Stated problem => Your task is to output the listing word for word, with pictures excluded.
start Supplied material
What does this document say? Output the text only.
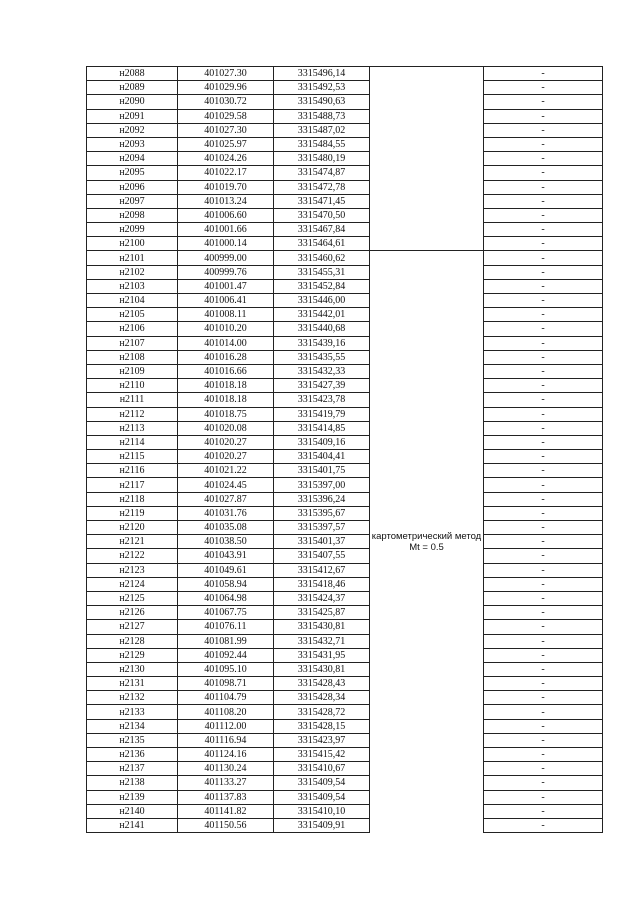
н2088	401027.30	3315496,14		-
н2089	401029.96	3315492,53		-
н2090	401030.72	3315490,63		-
н2091	401029.58	3315488,73		-
н2092	401027.30	3315487,02		-
н2093	401025.97	3315484,55		-
н2094	401024.26	3315480,19		-
н2095	401022.17	3315474,87		-
н2096	401019.70	3315472,78		-
н2097	401013.24	3315471,45		-
н2098	401006.60	3315470,50		-
н2099	401001.66	3315467,84		-
н2100	401000.14	3315464,61		-
н2101	400999.00	3315460,62	картометрический метод Mt = 0.5	-
н2102	400999.76	3315455,31		-
н2103	401001.47	3315452,84		-
н2104	401006.41	3315446,00		-
н2105	401008.11	3315442,01		-
н2106	401010.20	3315440,68		-
н2107	401014.00	3315439,16		-
н2108	401016.28	3315435,55		-
н2109	401016.66	3315432,33		-
н2110	401018.18	3315427,39		-
н2111	401018.18	3315423,78		-
н2112	401018.75	3315419,79		-
н2113	401020.08	3315414,85		-
н2114	401020.27	3315409,16		-
н2115	401020.27	3315404,41		-
н2116	401021.22	3315401,75		-
н2117	401024.45	3315397,00		-
н2118	401027.87	3315396,24		-
н2119	401031.76	3315395,67		-
н2120	401035.08	3315397,57		-
н2121	401038.50	3315401,37		-
н2122	401043.91	3315407,55		-
н2123	401049.61	3315412,67		-
н2124	401058.94	3315418,46		-
н2125	401064.98	3315424,37		-
н2126	401067.75	3315425,87		-
н2127	401076.11	3315430,81		-
н2128	401081.99	3315432,71		-
н2129	401092.44	3315431,95		-
н2130	401095.10	3315430,81		-
н2131	401098.71	3315428,43		-
н2132	401104.79	3315428,34		-
н2133	401108.20	3315428,72		-
н2134	401112.00	3315428,15		-
н2135	401116.94	3315423,97		-
н2136	401124.16	3315415,42		-
н2137	401130.24	3315410,67		-
н2138	401133.27	3315409,54		-
н2139	401137.83	3315409,54		-
н2140	401141.82	3315410,10		-
н2141	401150.56	3315409,91		-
end Supplied material
Solved problem =>
What does this document say? Output the text only.
н2088	401027.30	3315496,14		-
н2089	401029.96	3315492,53		-
н2090	401030.72	3315490,63		-
н2091	401029.58	3315488,73		-
н2092	401027.30	3315487,02		-
н2093	401025.97	3315484,55		-
н2094	401024.26	3315480,19		-
н2095	401022.17	3315474,87		-
н2096	401019.70	3315472,78		-
н2097	401013.24	3315471,45		-
н2098	401006.60	3315470,50		-
н2099	401001.66	3315467,84		-
н2100	401000.14	3315464,61		-
н2101	400999.00	3315460,62	картометрический метод Mt = 0.5	-
н2102	400999.76	3315455,31		-
н2103	401001.47	3315452,84		-
н2104	401006.41	3315446,00		-
н2105	401008.11	3315442,01		-
н2106	401010.20	3315440,68		-
н2107	401014.00	3315439,16		-
н2108	401016.28	3315435,55		-
н2109	401016.66	3315432,33		-
н2110	401018.18	3315427,39		-
н2111	401018.18	3315423,78		-
н2112	401018.75	3315419,79		-
н2113	401020.08	3315414,85		-
н2114	401020.27	3315409,16		-
н2115	401020.27	3315404,41		-
н2116	401021.22	3315401,75		-
н2117	401024.45	3315397,00		-
н2118	401027.87	3315396,24		-
н2119	401031.76	3315395,67		-
н2120	401035.08	3315397,57		-
н2121	401038.50	3315401,37		-
н2122	401043.91	3315407,55		-
н2123	401049.61	3315412,67		-
н2124	401058.94	3315418,46		-
н2125	401064.98	3315424,37		-
н2126	401067.75	3315425,87		-
н2127	401076.11	3315430,81		-
н2128	401081.99	3315432,71		-
н2129	401092.44	3315431,95		-
н2130	401095.10	3315430,81		-
н2131	401098.71	3315428,43		-
н2132	401104.79	3315428,34		-
н2133	401108.20	3315428,72		-
н2134	401112.00	3315428,15		-
н2135	401116.94	3315423,97		-
н2136	401124.16	3315415,42		-
н2137	401130.24	3315410,67		-
н2138	401133.27	3315409,54		-
н2139	401137.83	3315409,54		-
н2140	401141.82	3315410,10		-
н2141	401150.56	3315409,91		-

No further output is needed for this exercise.